[Stored data]
____________________

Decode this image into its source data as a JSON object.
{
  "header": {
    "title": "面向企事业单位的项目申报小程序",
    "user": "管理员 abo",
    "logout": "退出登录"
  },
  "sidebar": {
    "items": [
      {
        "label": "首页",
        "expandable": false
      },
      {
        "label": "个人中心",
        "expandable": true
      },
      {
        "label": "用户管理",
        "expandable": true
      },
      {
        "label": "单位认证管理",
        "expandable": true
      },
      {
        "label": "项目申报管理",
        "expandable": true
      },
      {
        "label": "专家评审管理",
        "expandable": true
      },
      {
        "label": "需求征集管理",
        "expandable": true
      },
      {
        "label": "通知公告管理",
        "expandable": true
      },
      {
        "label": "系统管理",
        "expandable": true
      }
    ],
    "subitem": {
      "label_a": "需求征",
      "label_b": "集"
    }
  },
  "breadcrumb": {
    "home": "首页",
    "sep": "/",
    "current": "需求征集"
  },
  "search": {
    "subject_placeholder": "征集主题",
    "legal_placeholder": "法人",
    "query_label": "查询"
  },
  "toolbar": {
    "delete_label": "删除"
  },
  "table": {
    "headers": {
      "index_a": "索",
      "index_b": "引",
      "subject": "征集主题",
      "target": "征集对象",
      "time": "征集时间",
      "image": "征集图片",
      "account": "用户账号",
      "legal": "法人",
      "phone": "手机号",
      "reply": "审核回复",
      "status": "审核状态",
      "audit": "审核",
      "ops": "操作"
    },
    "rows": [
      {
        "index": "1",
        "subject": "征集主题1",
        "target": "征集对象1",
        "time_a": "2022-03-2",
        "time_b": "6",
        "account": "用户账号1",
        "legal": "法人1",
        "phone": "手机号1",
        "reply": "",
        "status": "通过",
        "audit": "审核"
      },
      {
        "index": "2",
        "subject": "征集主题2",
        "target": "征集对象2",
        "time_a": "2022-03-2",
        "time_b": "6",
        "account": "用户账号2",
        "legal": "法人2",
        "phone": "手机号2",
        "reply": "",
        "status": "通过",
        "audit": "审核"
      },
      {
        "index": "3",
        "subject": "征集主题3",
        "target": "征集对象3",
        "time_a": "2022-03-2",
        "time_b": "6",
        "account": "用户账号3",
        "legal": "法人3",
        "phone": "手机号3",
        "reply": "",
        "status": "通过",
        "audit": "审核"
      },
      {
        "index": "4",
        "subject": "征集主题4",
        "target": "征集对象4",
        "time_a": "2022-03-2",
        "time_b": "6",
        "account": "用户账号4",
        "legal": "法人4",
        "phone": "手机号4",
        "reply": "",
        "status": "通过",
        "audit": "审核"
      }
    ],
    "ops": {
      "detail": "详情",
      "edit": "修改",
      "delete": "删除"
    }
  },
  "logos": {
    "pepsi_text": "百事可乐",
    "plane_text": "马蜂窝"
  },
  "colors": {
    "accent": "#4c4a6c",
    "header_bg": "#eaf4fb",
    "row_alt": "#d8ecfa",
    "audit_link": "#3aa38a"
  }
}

____________________

Copy out the lines in which the string "account" appears.

      "account": "用户账号",
        "account": "用户账号1",
        "account": "用户账号2",
        "account": "用户账号3",
        "account": "用户账号4",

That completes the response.